# START OF Material for this exercise

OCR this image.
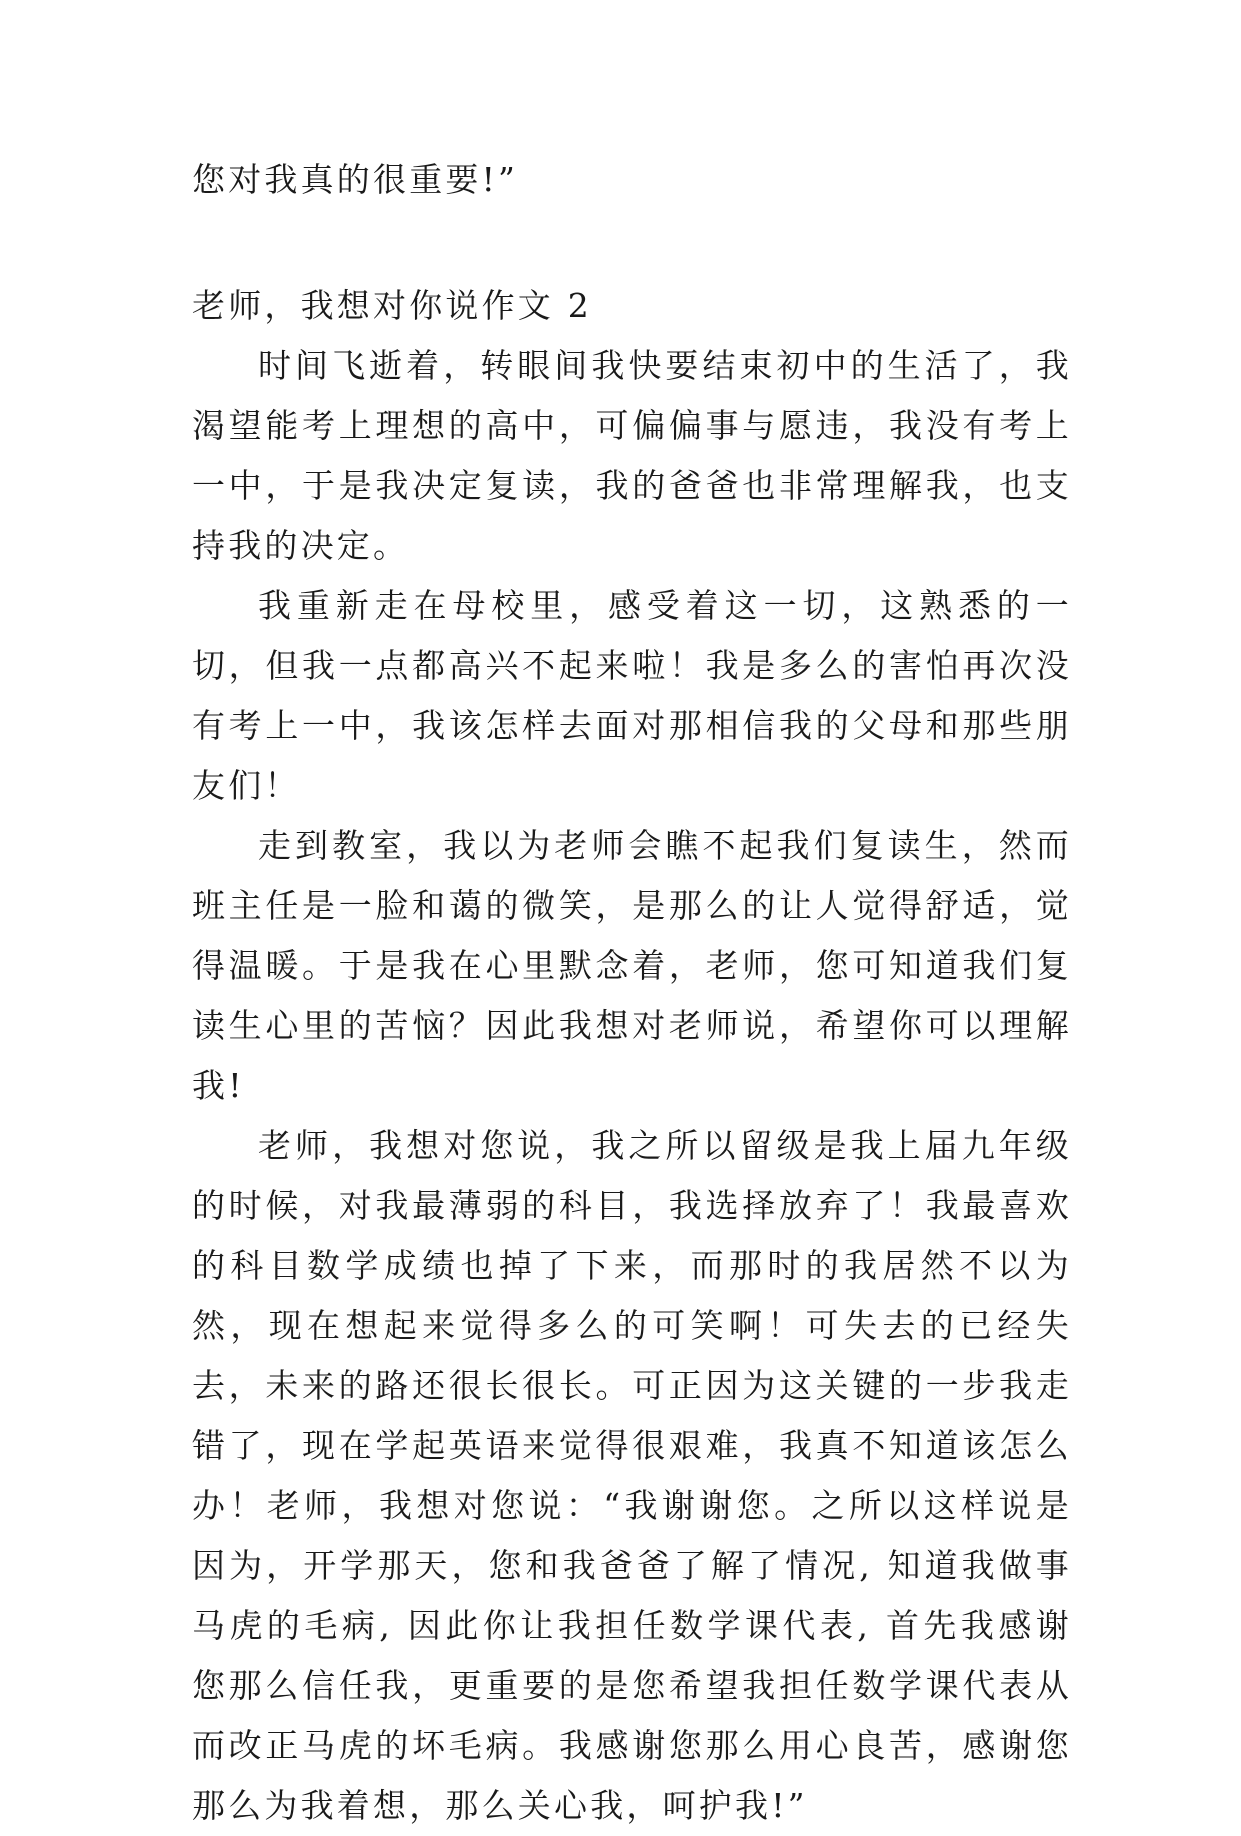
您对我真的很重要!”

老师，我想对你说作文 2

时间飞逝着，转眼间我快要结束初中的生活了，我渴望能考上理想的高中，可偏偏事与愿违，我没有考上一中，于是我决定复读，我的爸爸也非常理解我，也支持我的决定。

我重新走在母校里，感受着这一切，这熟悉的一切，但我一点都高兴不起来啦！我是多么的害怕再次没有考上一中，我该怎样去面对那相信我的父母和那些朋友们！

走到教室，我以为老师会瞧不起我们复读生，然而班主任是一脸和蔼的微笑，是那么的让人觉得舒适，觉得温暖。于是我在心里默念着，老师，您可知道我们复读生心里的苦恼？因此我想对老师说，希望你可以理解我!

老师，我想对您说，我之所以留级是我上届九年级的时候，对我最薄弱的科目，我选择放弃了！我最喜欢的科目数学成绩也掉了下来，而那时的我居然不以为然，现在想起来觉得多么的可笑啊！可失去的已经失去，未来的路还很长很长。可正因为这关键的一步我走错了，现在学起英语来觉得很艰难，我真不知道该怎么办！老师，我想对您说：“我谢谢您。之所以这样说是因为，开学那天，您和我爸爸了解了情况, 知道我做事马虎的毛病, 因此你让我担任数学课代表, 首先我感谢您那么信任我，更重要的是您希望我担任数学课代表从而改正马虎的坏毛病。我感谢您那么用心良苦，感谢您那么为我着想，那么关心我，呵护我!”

# END OF Material for this exercise

*Exercise description:*
Pictures are to be left out; the records above must be repeated word for word.

*In response:*
OCR this image.
您对我真的很重要!”

老师，我想对你说作文 2

时间飞逝着，转眼间我快要结束初中的生活了，我渴望能考上理想的高中，可偏偏事与愿违，我没有考上一中，于是我决定复读，我的爸爸也非常理解我，也支持我的决定。

我重新走在母校里，感受着这一切，这熟悉的一切，但我一点都高兴不起来啦！我是多么的害怕再次没有考上一中，我该怎样去面对那相信我的父母和那些朋友们！

走到教室，我以为老师会瞧不起我们复读生，然而班主任是一脸和蔼的微笑，是那么的让人觉得舒适，觉得温暖。于是我在心里默念着，老师，您可知道我们复读生心里的苦恼？因此我想对老师说，希望你可以理解我!

老师，我想对您说，我之所以留级是我上届九年级的时候，对我最薄弱的科目，我选择放弃了！我最喜欢的科目数学成绩也掉了下来，而那时的我居然不以为然，现在想起来觉得多么的可笑啊！可失去的已经失去，未来的路还很长很长。可正因为这关键的一步我走错了，现在学起英语来觉得很艰难，我真不知道该怎么办！老师，我想对您说：“我谢谢您。之所以这样说是因为，开学那天，您和我爸爸了解了情况, 知道我做事马虎的毛病, 因此你让我担任数学课代表, 首先我感谢您那么信任我，更重要的是您希望我担任数学课代表从而改正马虎的坏毛病。我感谢您那么用心良苦，感谢您那么为我着想，那么关心我，呵护我!”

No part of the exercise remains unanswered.